TEKSTFRAGMENT =>
------
Het interne conflict in Peru begon met de aankondiging van een revolutionaire oorlog door de guerrillabeweging Sendero Luminoso (‘Lichtend Pad’) in 1980. Onder leiding van Abimael Guzmán combineerde deze beweging een strikt Maoïstisch-communistische ideologie met een radicale overtuiging van het indigenismo van José Carlos Mariátegui. Om hun doel van ‘dictatuur van het proletariaat’ te bereiken werden vele intellectuelen, vakbondsleden en andere culturele leiders vermoord. Maar ook de inheemse bevolking bleef niet gespaard. Zij werden gedwongen mee te werken aan de strijd van Sendero; weigering resulteerde in zware represailles voor hele dorpen.
Sendero Luminoso begon haar strijd in de zuidelijke Andes, waar het grootste deel van de bevolking inheems is. Als gevolg reageerde de nationale overheid in Lima niet direct op de terroristische dreiging van de beweging. Lima is het economische hart van Peru, voornamelijk bevolkt door mestizos. Door de grote culturele en linguïstische verschillen tussen de kustgebieden en de Andes en het racisme dat ook binnen de overheid een rol speelt probeerde de regering de opstand van Sendero te negeren. Toen dit niet leek te werken greep de overheid echter met veel geweld in; de rechtsstaat werd buiten werking gezet en grote gebieden werden onder militair bewind gesteld. De gedwongen samenwerking met Sendero door de inheemse bevolking in het zuiden werd door het leger geïnterpreteerd als steun aan de terroristische beweging en er werd hard ingegrepen in dorpen die verdacht werden van samenwerking met Sendero Luminoso. Zowel de staat als de guerrillabewegingen gebruikten angst als politiek instrument, waardoor iedere vorm van organisatie door burgers onmogelijk werd gemaakt en het maatschappelijk middenveld sterk verzwakte (Burt 2007).
------
(Records van elementkaders)

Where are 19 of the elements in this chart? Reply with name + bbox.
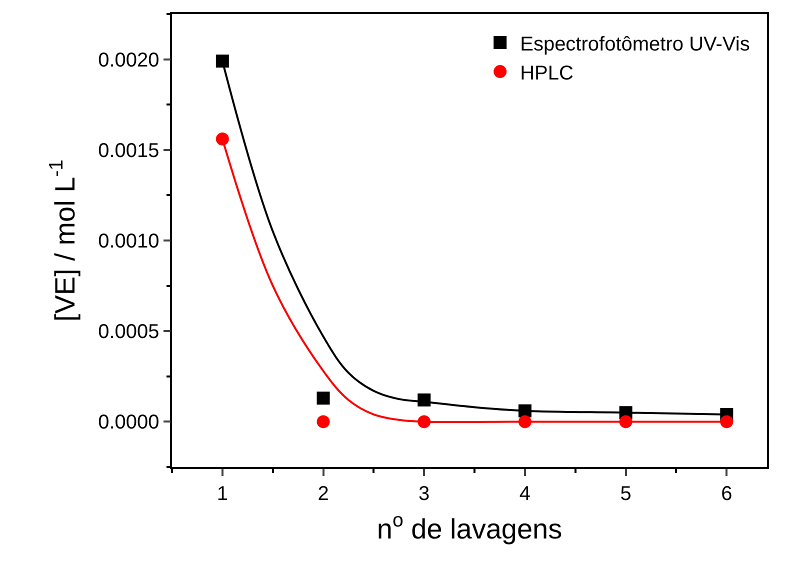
y-tick-label: 0.0005 (98, 321, 160, 344)
legend-label: Espectrofotômetro UV-Vis (520, 33, 750, 56)
x-tick-label: 5 (620, 482, 632, 505)
point (216, 132, 229, 146)
y-tick-label: 0.0015 (98, 140, 160, 162)
y-tick-label: 0.0000 (98, 412, 160, 434)
x-tick-label: 4 (519, 482, 531, 505)
x-tick-label: 3 (418, 482, 430, 505)
x-tick-label: 6 (721, 482, 732, 505)
point (316, 392, 330, 405)
y-tick-label: 0.0020 (98, 49, 160, 72)
y-tick-label: 0.0010 (98, 230, 160, 252)
x-axis-title: n$^{o}$ de lavagens (376, 510, 562, 544)
point (316, 415, 330, 428)
point (216, 54, 229, 68)
legend-label: HPLC (520, 62, 574, 84)
point (720, 415, 734, 428)
x-tick-label: 1 (216, 482, 228, 505)
x-tick-label: 2 (318, 482, 329, 505)
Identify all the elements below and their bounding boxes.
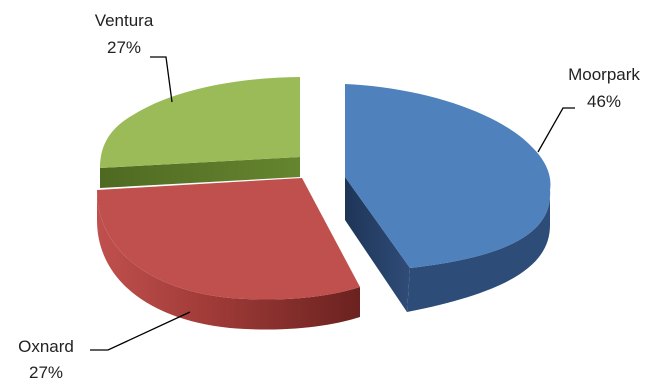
slice-moorpark [345,84,551,312]
label-moorpark-name: Moorpark [568,65,640,84]
slice-moorpark-cut-side [345,177,410,312]
slice-moorpark-top [345,84,551,268]
slice-oxnard-side [97,190,360,330]
label-oxnard-pct: 27% [29,363,63,382]
label-ventura-pct: 27% [107,38,141,57]
slice-ventura-top [100,77,300,168]
label-ventura-name: Ventura [95,11,154,30]
slice-moorpark-side [407,190,551,312]
label-oxnard-name: Oxnard [18,337,74,356]
leader-oxnard [90,311,191,351]
slice-ventura [100,77,300,188]
label-moorpark-pct: 46% [587,92,621,111]
slice-oxnard-top [97,178,360,300]
leader-ventura [150,56,173,103]
slice-oxnard [97,178,360,330]
slice-ventura-side [100,157,300,188]
leader-moorpark [537,107,575,153]
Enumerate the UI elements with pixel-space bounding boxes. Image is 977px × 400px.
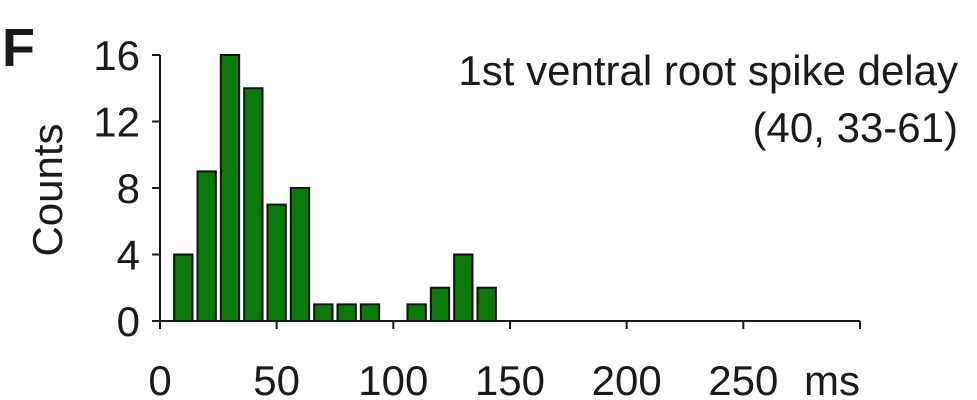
bar-20 [196,170,217,322]
panel-label: F [2,18,35,78]
bar-60 [289,187,311,322]
bar-90 [359,303,381,322]
y-tick-label-12: 12 [93,99,140,146]
x-tick-label-200: 200 [592,357,662,400]
bar-110 [406,303,427,322]
bar-70 [313,303,334,322]
bar-10 [173,253,194,322]
bar-80 [336,303,357,322]
bar-130 [453,253,474,322]
bars-group [173,54,497,322]
x-tick-label-0: 0 [148,357,171,400]
bar-40 [243,87,264,322]
x-ticks-group: 0 50 100 150 200 250 [148,321,861,400]
y-tick-label-4: 4 [117,232,140,279]
chart-subtitle: (40, 33-61) [753,104,958,151]
chart-title: 1st ventral root spike delay [458,47,958,94]
y-ticks-group: 0 4 8 12 16 [93,32,160,345]
x-tick-label-250: 250 [708,357,778,400]
bar-30 [219,54,241,322]
y-tick-label-0: 0 [117,298,140,345]
x-tick-label-100: 100 [358,357,428,400]
x-axis-label: ms [804,357,860,400]
x-tick-label-50: 50 [253,357,300,400]
bar-120 [429,286,451,322]
x-tick-label-150: 150 [475,357,545,400]
y-axis-label: Counts [24,123,71,256]
bar-50 [266,203,287,322]
axes-group [159,55,860,322]
y-tick-label-8: 8 [117,165,140,212]
bar-140 [476,286,497,322]
y-tick-label-16: 16 [93,32,140,79]
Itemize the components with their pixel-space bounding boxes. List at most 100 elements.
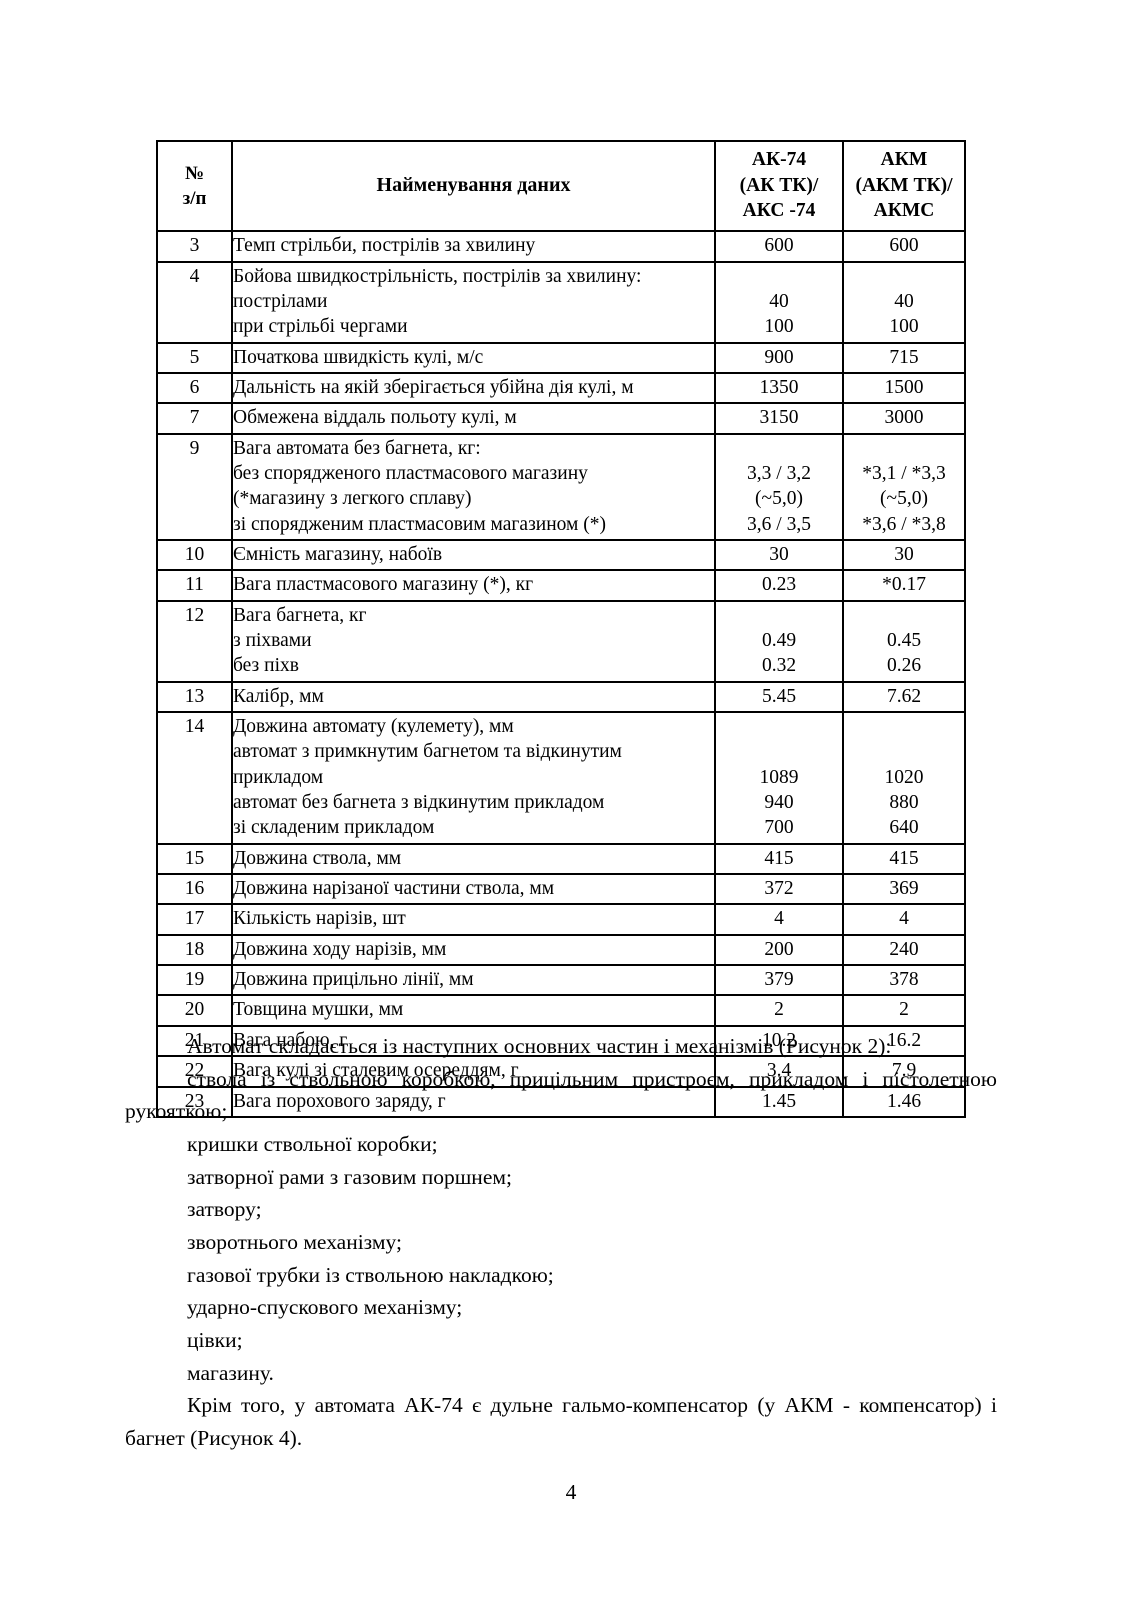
------
OEFENDOEL => Ga verder met de tekst over het interne conflict in Peru, aansluitend op de laatste zin.

RESULTAAT HIERONDER =>
In 2013 was het tien jaar geleden dat de Peruaanse Waarheids- en Verzoeningscommissie, la Comisión de la Verdad y Reconciliación (CVR) haar rapport over het interne conflict in Peru publiceerde. Deze commissie werd ingesteld na het aftreden van president Alberto Fujimori in 2001, om de gebeurtenissen tijdens het binnenlands conflict in de jaren tachtig(zie kader) en negentig in Peru te onderzoeken en de schuldigen van schendingen van grondrechten vast te stellen. Peru wilde graag achterhalen wat er in de zwaarst getroffen gebieden was gebeurd. De CVR werd daarom gevraagd zich met name te richten op moorden en ontvoeringen, gedwongen verdwijningen, folteringen, overtredingen van collectieve rechten van inheemse gemeenschappen en andere ernstige schendingen van individuele rechten, gepleegd door terroristische organisaties, overheidsfunctionarissen of paramilitaire groepen tijdens het interne conflict (CVR 2003: 23). Met het instellen van de commissie wilde de overheid de principes van transparantie en verantwoordelijkheid in ere herstellen.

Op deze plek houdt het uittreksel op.